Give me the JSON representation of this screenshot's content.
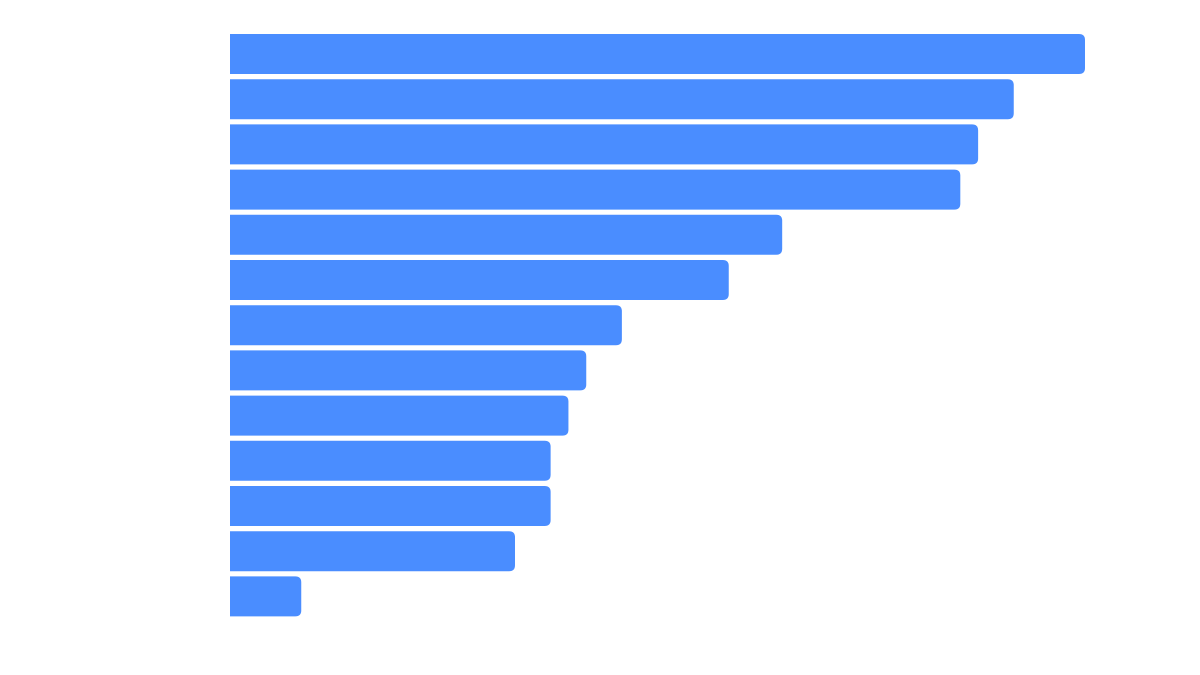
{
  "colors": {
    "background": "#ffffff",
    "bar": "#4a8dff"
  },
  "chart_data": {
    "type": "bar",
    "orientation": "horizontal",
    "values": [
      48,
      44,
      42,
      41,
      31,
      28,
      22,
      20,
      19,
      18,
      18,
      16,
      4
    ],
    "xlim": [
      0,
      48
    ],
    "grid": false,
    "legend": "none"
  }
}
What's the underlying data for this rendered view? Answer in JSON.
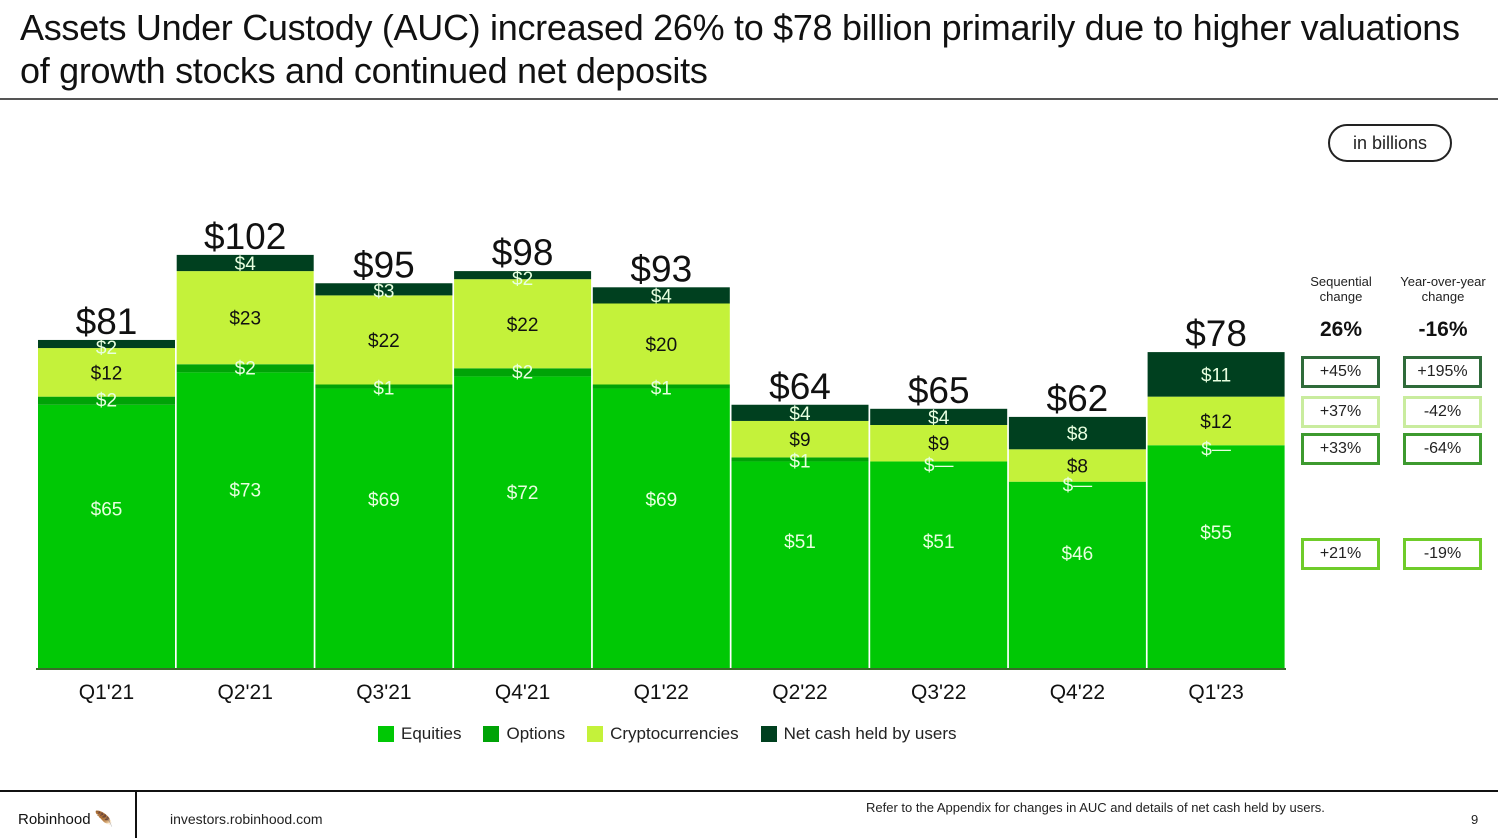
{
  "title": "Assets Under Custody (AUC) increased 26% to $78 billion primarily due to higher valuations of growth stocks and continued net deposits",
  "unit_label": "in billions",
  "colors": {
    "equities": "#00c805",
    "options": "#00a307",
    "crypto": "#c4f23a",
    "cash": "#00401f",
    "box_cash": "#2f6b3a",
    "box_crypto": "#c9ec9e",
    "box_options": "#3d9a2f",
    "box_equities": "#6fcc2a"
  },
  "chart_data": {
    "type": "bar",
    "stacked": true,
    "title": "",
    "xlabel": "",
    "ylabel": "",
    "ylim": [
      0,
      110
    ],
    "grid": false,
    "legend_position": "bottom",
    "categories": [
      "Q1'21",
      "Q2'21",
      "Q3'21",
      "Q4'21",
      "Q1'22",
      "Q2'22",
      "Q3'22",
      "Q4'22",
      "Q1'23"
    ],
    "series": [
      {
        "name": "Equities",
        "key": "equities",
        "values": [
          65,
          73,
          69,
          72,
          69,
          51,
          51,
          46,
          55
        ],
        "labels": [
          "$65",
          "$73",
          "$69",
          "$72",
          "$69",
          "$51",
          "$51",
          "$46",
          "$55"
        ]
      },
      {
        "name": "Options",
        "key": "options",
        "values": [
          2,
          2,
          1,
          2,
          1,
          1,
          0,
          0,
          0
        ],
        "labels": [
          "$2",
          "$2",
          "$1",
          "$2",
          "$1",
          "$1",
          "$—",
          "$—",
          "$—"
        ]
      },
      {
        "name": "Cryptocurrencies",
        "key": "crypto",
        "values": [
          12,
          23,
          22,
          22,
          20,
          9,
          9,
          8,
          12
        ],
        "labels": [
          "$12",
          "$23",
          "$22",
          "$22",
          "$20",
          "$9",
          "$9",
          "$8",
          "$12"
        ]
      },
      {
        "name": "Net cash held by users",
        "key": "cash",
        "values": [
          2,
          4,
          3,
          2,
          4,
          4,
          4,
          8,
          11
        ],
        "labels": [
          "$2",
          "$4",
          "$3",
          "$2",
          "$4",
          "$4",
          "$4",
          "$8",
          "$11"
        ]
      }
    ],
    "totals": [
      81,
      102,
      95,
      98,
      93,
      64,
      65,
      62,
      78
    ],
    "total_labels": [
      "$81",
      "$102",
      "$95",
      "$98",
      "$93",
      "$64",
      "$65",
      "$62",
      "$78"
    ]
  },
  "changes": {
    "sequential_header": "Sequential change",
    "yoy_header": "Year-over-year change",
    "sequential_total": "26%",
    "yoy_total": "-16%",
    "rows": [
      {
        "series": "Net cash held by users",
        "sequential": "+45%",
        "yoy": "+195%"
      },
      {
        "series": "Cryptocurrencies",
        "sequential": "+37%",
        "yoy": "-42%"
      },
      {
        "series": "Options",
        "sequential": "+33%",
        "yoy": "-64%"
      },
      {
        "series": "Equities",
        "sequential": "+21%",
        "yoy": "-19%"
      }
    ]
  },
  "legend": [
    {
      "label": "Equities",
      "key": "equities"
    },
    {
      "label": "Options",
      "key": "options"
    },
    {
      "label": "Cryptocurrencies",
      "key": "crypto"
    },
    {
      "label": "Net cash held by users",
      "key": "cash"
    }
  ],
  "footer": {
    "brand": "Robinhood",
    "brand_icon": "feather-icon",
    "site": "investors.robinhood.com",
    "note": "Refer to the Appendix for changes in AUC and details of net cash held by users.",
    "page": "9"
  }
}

- - -

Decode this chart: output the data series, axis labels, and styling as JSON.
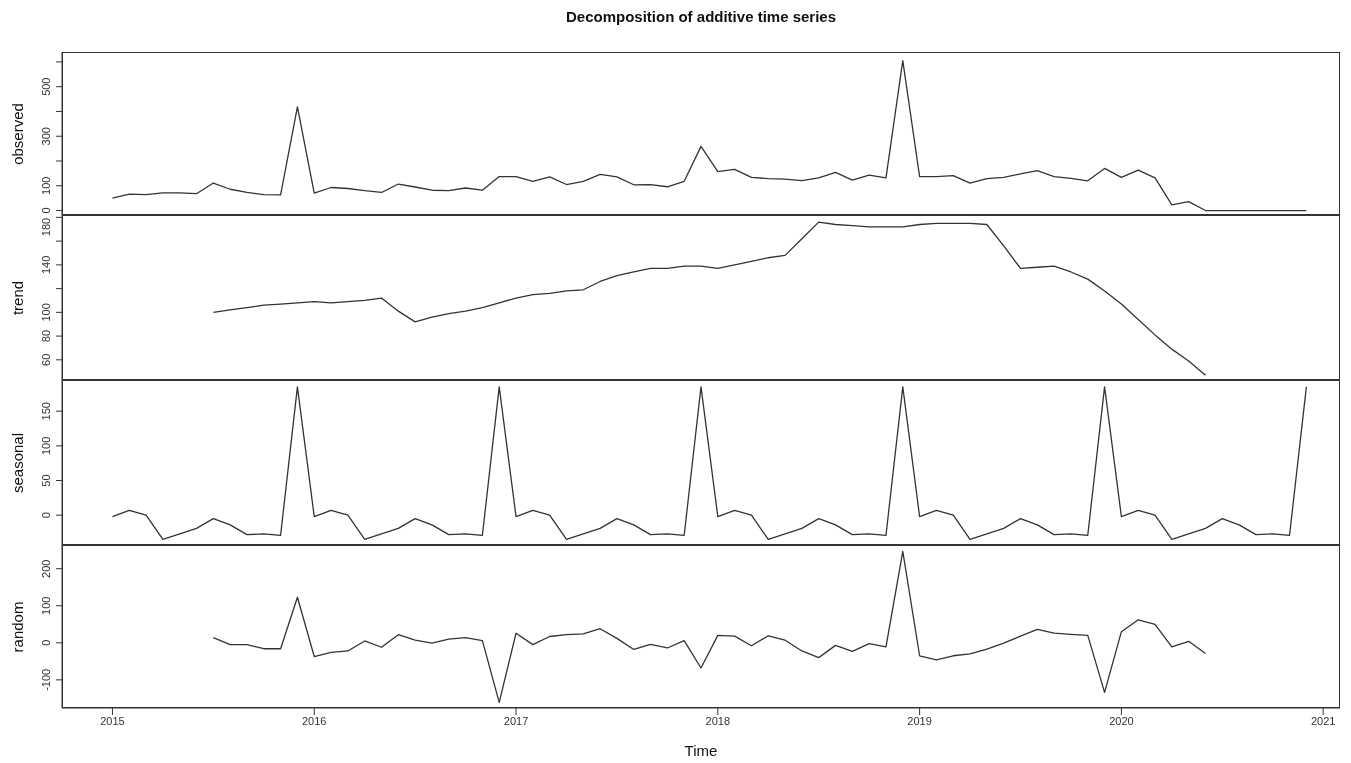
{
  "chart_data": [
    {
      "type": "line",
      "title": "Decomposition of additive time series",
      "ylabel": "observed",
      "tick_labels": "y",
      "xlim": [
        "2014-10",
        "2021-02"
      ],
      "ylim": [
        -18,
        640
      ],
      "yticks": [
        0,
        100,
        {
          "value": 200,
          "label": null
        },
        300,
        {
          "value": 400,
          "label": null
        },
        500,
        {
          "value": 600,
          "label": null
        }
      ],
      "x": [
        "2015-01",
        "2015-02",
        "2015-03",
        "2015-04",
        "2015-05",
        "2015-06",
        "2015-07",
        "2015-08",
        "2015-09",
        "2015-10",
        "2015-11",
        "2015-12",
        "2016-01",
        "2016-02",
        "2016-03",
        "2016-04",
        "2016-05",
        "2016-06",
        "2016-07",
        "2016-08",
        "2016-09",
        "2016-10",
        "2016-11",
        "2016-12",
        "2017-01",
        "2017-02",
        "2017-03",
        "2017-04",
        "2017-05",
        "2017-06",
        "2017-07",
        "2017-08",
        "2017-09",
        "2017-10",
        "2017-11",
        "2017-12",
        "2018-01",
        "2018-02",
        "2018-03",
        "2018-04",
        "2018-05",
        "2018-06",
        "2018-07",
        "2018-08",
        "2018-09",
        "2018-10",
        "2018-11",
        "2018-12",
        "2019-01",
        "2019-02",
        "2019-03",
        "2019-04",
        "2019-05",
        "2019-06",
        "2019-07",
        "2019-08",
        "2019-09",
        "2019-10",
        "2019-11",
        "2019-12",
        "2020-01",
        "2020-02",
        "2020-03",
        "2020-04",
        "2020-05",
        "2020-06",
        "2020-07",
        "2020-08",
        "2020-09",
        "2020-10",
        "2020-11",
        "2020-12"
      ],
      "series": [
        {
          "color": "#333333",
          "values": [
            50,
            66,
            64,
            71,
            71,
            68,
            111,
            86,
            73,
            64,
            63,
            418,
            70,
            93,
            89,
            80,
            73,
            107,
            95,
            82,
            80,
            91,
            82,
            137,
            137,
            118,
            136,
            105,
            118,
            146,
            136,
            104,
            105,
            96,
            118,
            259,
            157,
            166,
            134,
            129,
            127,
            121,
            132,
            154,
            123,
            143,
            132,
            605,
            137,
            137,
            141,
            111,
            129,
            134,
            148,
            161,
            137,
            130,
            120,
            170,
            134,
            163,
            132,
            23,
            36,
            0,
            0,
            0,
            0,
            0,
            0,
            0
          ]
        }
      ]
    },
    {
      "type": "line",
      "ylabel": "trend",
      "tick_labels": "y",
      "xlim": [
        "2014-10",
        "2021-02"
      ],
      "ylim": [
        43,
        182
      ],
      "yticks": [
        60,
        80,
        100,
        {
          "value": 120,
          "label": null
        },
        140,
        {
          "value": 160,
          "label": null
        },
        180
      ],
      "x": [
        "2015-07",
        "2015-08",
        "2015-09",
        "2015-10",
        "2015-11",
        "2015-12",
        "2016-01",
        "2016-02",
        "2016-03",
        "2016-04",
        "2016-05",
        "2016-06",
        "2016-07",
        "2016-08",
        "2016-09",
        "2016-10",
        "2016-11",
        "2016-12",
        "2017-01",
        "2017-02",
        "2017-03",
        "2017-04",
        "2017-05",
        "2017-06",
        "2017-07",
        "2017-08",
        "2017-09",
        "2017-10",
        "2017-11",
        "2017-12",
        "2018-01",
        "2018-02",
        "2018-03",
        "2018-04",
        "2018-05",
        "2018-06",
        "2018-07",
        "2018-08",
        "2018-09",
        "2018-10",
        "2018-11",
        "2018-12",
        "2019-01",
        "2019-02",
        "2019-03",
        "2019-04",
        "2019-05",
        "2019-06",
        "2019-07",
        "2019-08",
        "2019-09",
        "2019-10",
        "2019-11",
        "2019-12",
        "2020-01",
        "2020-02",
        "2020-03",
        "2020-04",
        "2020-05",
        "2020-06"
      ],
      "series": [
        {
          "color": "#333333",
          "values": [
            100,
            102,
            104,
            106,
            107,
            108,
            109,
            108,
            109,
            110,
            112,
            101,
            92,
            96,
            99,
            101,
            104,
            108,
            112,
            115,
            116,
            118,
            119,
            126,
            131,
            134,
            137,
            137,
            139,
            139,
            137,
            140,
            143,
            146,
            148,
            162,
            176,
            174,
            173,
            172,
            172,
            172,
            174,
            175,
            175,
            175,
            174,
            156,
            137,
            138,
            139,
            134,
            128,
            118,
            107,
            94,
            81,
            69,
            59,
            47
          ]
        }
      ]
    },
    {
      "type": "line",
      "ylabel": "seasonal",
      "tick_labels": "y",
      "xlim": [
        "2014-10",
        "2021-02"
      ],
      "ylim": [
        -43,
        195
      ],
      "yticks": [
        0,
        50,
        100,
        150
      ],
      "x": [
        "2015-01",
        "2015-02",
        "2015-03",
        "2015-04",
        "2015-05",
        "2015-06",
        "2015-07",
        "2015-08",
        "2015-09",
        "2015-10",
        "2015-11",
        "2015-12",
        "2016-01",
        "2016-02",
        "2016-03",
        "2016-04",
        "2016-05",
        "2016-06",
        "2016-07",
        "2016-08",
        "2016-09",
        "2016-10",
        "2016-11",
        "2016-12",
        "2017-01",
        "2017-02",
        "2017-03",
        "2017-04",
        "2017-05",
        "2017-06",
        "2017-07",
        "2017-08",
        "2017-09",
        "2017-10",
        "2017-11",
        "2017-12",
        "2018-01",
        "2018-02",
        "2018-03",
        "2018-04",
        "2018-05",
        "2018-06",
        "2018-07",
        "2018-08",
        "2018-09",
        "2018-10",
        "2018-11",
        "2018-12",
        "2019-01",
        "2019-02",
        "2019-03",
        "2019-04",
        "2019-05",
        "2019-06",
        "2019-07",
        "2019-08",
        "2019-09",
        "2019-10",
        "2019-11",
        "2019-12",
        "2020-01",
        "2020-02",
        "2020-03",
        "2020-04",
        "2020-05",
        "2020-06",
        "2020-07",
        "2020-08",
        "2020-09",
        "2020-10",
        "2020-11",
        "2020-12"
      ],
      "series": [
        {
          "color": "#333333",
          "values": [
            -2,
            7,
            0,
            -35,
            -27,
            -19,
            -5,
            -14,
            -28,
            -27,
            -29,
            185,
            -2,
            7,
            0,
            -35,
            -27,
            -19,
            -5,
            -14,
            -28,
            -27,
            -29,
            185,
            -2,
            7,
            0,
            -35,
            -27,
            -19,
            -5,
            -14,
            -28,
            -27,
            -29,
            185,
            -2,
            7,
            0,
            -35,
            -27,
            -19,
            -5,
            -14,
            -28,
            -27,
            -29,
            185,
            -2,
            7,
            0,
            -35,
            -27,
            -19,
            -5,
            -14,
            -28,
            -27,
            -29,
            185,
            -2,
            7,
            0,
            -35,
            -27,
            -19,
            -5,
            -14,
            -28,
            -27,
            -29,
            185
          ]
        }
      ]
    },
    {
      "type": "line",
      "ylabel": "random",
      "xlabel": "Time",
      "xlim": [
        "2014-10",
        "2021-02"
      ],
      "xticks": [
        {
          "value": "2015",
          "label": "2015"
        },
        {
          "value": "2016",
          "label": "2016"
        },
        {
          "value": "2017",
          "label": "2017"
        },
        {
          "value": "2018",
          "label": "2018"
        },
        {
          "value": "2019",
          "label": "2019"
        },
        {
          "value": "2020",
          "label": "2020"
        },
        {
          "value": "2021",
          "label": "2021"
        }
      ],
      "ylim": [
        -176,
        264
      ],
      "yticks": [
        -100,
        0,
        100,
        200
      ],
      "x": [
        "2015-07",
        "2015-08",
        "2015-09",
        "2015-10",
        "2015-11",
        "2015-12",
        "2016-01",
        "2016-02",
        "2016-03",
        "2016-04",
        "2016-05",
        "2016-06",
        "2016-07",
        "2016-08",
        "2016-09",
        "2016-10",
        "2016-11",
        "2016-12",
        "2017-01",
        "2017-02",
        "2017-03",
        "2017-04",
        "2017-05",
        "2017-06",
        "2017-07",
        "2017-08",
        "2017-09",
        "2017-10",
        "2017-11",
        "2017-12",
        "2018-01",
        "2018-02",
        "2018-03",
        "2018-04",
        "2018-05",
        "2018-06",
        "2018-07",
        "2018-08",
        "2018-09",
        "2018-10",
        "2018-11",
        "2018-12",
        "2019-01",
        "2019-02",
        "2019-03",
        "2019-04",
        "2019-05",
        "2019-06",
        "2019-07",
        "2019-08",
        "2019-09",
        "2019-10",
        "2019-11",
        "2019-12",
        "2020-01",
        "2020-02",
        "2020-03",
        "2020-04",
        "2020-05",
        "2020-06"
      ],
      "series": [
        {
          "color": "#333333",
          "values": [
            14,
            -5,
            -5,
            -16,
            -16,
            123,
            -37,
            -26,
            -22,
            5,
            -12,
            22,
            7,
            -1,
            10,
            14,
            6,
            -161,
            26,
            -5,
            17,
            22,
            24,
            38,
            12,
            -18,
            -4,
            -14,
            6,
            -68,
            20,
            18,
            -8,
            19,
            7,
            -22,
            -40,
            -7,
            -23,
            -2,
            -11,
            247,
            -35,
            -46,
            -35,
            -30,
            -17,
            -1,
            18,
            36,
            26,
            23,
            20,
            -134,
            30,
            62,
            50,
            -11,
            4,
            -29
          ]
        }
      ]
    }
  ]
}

- - -

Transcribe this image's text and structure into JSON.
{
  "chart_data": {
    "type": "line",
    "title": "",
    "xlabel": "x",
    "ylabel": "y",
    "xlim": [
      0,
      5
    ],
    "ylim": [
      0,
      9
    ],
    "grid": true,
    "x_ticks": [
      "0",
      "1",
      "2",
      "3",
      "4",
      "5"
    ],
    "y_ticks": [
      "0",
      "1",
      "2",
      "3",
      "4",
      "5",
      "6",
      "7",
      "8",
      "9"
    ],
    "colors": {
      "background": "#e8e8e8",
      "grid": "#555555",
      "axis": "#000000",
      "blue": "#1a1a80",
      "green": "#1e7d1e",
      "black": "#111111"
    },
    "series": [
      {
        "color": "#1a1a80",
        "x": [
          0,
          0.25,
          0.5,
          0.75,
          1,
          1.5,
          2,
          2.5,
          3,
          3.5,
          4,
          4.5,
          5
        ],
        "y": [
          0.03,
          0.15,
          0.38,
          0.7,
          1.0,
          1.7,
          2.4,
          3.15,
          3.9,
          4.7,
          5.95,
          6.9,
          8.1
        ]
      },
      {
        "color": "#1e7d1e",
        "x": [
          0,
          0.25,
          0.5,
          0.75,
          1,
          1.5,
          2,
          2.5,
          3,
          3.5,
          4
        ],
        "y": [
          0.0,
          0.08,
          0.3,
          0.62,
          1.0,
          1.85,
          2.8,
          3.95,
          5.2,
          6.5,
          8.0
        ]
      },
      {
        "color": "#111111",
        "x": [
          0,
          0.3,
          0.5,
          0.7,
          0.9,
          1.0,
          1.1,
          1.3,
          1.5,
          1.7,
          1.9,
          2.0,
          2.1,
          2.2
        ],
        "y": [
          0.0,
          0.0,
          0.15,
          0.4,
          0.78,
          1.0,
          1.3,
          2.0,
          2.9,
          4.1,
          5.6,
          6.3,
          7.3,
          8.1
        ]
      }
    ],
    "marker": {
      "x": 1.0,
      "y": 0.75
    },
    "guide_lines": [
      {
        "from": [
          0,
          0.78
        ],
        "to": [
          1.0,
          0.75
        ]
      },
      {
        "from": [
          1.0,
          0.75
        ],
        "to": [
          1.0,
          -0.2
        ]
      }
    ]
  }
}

- - -

### [What to work on]
Copy out each line of the records where the string "Cryptocurrencies" appears.

### [Output for this exercise]
        "name": "Cryptocurrencies",
        "series": "Cryptocurrencies",
      "label": "Cryptocurrencies",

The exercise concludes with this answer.